==== STORED RECORDS ====

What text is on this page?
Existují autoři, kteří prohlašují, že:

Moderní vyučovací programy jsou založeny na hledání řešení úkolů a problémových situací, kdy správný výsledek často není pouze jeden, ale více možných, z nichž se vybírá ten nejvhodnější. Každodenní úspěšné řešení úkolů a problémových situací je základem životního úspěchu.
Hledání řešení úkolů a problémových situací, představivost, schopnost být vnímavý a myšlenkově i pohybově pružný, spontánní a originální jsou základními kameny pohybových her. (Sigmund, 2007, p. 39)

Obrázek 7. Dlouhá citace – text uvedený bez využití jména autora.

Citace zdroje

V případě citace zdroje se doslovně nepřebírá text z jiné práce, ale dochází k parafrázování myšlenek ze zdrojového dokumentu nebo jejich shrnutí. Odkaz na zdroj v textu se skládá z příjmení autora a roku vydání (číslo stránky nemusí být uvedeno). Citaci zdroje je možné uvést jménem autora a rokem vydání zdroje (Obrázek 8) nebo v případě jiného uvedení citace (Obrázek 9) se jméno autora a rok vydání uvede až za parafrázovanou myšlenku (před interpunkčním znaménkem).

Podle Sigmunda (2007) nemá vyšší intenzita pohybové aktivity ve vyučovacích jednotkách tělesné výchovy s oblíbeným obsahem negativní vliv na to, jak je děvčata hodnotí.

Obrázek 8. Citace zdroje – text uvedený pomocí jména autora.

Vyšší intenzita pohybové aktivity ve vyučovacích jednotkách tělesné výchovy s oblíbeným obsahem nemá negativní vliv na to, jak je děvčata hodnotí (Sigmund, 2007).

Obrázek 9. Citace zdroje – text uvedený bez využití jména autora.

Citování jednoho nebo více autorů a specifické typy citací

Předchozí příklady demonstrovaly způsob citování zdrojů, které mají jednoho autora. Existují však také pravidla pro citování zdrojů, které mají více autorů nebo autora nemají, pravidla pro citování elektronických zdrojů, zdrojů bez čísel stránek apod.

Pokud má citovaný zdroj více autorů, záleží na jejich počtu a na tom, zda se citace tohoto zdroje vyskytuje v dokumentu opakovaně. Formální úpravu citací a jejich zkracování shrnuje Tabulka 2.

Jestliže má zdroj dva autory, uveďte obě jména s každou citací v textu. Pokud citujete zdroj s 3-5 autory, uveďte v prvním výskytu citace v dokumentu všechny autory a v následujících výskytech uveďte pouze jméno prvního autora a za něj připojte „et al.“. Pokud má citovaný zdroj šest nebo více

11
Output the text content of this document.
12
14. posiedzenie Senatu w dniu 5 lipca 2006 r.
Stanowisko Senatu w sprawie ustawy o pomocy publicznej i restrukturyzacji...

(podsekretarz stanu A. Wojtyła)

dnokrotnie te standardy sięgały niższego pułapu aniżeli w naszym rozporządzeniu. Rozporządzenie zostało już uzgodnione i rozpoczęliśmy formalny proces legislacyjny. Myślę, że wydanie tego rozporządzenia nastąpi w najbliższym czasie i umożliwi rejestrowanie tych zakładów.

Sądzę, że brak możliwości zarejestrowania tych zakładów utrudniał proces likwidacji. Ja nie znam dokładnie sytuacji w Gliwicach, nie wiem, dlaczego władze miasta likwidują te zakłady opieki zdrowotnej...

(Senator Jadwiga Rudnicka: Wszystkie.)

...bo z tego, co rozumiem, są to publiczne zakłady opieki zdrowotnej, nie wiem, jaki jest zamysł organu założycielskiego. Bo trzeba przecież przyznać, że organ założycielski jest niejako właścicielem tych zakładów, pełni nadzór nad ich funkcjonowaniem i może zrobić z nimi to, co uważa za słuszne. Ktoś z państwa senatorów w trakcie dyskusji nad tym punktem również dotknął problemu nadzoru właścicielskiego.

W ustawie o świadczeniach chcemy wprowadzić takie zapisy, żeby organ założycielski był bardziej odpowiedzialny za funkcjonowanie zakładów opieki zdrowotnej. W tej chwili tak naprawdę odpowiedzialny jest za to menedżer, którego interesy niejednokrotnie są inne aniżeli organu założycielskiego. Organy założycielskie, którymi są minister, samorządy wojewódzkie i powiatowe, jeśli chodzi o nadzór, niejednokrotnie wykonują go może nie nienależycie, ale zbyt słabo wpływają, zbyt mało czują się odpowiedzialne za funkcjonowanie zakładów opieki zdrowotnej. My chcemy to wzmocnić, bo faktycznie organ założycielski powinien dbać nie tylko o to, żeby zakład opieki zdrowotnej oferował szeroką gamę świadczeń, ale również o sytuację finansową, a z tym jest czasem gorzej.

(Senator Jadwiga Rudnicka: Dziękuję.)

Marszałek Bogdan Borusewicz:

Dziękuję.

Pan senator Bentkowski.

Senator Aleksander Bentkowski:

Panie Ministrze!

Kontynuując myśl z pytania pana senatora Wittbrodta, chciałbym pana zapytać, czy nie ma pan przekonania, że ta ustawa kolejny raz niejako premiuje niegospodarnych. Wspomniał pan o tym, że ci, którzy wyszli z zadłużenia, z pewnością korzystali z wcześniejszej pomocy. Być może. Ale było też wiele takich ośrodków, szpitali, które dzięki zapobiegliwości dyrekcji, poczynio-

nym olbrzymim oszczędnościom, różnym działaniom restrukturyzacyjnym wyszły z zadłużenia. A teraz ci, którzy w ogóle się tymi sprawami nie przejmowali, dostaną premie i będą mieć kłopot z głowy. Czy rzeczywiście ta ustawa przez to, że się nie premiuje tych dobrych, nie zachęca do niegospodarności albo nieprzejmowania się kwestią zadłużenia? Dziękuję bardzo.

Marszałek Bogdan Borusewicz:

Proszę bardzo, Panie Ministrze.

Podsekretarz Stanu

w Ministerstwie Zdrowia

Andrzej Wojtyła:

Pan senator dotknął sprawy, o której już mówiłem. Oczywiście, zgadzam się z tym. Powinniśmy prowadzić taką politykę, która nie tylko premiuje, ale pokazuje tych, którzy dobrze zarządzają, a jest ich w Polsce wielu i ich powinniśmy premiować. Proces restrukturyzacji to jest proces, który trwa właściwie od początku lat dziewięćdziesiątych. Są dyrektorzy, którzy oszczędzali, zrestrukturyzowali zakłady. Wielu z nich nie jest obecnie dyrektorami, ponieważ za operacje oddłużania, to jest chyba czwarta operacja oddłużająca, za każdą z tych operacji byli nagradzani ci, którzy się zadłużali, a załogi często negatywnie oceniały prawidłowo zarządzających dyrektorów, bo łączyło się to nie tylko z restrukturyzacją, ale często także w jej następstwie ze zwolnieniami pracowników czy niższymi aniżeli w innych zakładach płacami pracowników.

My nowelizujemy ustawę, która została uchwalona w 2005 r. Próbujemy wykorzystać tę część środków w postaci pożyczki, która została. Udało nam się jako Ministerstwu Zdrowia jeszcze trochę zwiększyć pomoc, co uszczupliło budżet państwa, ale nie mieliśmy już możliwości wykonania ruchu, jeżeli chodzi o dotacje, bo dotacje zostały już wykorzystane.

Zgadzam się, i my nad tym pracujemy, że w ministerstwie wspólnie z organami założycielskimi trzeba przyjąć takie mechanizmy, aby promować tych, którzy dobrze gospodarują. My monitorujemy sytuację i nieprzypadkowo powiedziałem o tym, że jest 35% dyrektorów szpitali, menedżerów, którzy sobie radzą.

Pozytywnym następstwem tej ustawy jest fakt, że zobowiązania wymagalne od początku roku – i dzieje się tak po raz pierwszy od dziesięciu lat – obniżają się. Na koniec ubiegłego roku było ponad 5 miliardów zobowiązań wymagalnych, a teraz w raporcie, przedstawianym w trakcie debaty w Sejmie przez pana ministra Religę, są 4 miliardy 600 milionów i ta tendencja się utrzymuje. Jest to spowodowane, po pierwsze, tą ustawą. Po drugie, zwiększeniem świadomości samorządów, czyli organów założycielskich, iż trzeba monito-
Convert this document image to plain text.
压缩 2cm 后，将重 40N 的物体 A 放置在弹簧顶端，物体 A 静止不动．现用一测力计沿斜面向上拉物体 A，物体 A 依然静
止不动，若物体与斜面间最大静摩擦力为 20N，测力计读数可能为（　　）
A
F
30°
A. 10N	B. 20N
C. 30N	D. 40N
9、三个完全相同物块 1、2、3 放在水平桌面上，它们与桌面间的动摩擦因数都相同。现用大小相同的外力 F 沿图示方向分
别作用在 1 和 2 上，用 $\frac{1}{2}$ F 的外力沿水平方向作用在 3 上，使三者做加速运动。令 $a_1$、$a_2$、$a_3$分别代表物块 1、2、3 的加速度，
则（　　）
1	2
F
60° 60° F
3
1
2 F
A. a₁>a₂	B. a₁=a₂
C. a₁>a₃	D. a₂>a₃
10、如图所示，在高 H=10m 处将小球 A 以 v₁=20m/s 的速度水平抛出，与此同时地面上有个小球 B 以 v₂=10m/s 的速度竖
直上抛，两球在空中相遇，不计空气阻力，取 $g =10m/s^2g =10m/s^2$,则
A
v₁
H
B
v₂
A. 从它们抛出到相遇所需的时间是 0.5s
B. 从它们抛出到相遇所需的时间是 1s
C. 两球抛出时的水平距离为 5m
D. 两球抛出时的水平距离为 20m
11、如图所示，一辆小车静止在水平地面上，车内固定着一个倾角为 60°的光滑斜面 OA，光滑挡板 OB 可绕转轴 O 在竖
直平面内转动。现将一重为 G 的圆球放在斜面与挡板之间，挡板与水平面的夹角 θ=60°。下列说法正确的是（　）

====

PROBLEM TO SOLVE: Copy out all lines that carry the word "opieki".

FINAL RESULT:
Sądzę, że brak możliwości zarejestrowania tych zakładów utrudniał proces likwidacji. Ja nie znam dokładnie sytuacji w Gliwicach, nie wiem, dlaczego władze miasta likwidują te zakłady opieki zdrowotnej...
...bo z tego, co rozumiem, są to publiczne zakłady opieki zdrowotnej, nie wiem, jaki jest zamysł organu założycielskiego. Bo trzeba przecież przyznać, że organ założycielski jest niejako właścicielem tych zakładów, pełni nadzór nad ich funkcjonowaniem i może zrobić z nimi to, co uważa za słuszne. Ktoś z państwa senatorów w trakcie dyskusji nad tym punktem również dotknął problemu nadzoru właścicielskiego.
W ustawie o świadczeniach chcemy wprowadzić takie zapisy, żeby organ założycielski był bardziej odpowiedzialny za funkcjonowanie zakładów opieki zdrowotnej. W tej chwili tak naprawdę odpowiedzialny jest za to menedżer, którego interesy niejednokrotnie są inne aniżeli organu założycielskiego. Organy założycielskie, którymi są minister, samorządy wojewódzkie i powiatowe, jeśli chodzi o nadzór, niejednokrotnie wykonują go może nie nienależycie, ale zbyt słabo wpływają, zbyt mało czują się odpowiedzialne za funkcjonowanie zakładów opieki zdrowotnej. My chcemy to wzmocnić, bo faktycznie organ założycielski powinien dbać nie tylko o to, żeby zakład opieki zdrowotnej oferował szeroką gamę świadczeń, ale również o sytuację finansową, a z tym jest czasem gorzej.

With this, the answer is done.